▶ [WORK TO COMPLETE]
Where a line contains the string "Upper", copy that line.
[BEGIN DATASET ROWS]
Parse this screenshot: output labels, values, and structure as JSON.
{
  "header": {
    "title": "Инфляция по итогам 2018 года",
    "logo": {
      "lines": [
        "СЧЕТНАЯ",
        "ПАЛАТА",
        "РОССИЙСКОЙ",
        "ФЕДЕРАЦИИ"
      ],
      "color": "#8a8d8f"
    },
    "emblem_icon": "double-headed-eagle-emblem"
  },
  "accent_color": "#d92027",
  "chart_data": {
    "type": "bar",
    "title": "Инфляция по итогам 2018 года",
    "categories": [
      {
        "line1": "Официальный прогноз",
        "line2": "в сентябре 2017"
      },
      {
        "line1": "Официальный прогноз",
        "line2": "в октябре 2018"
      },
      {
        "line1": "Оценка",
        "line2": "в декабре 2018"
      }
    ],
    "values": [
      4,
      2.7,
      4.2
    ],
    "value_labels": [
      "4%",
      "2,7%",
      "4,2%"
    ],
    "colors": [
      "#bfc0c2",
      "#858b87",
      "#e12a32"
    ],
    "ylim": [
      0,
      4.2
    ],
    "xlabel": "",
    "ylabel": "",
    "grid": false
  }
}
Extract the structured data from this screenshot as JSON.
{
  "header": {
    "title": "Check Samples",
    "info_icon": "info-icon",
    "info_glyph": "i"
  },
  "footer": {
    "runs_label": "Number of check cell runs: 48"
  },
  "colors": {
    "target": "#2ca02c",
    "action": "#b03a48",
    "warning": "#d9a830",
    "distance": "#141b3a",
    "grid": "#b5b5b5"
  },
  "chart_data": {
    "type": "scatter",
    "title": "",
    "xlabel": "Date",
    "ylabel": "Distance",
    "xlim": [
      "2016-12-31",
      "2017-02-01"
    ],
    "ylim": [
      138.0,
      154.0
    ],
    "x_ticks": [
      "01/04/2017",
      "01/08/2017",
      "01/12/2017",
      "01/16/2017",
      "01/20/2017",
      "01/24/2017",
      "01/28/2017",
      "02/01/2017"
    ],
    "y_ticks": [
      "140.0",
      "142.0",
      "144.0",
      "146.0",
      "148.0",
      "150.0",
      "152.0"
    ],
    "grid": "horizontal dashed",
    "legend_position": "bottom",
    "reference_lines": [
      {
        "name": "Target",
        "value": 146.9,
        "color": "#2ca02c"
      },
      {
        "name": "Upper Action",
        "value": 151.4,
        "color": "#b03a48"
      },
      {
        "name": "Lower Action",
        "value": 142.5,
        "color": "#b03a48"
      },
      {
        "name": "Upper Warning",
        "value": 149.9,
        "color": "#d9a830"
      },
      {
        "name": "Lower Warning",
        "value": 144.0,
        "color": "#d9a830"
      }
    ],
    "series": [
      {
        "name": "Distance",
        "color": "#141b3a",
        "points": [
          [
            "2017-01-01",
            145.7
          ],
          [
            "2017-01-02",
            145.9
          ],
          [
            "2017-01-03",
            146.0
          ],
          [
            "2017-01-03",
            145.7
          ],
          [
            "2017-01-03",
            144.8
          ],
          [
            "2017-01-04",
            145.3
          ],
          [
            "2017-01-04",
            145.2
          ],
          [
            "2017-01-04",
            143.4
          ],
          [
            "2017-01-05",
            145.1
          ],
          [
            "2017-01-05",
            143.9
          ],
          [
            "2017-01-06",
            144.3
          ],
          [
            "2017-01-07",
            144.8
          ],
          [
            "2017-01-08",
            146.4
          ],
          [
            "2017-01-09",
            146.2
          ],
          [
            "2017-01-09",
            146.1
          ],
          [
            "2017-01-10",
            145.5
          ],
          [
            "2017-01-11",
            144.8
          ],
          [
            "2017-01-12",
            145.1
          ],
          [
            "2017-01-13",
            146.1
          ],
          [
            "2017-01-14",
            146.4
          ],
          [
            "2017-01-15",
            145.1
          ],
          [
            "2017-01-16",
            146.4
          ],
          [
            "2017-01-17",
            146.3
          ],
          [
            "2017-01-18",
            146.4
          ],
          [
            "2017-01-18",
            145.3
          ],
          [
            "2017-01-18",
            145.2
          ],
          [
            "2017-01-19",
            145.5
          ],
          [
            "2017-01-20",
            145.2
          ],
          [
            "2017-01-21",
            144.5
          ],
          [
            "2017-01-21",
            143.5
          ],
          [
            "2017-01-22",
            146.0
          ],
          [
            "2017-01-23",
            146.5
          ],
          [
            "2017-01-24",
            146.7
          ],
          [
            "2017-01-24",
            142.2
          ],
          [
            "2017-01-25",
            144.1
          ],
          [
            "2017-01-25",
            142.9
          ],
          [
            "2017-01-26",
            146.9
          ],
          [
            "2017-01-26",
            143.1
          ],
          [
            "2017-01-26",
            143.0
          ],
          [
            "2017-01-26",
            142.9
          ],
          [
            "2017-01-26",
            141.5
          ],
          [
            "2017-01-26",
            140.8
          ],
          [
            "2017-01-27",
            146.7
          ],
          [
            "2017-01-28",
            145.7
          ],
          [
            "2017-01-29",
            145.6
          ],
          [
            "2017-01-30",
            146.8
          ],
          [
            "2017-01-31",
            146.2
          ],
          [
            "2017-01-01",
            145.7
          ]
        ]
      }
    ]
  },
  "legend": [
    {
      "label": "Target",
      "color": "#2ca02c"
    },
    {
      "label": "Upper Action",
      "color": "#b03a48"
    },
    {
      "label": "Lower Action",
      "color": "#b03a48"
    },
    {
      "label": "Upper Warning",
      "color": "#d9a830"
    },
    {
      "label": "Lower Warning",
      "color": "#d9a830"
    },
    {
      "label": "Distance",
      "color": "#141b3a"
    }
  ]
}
[END DATASET ROWS]
▶ [ANSWER FOR THE TASK]
        "name": "Upper Action",
        "name": "Upper Warning",
      "label": "Upper Action",
      "label": "Upper Warning",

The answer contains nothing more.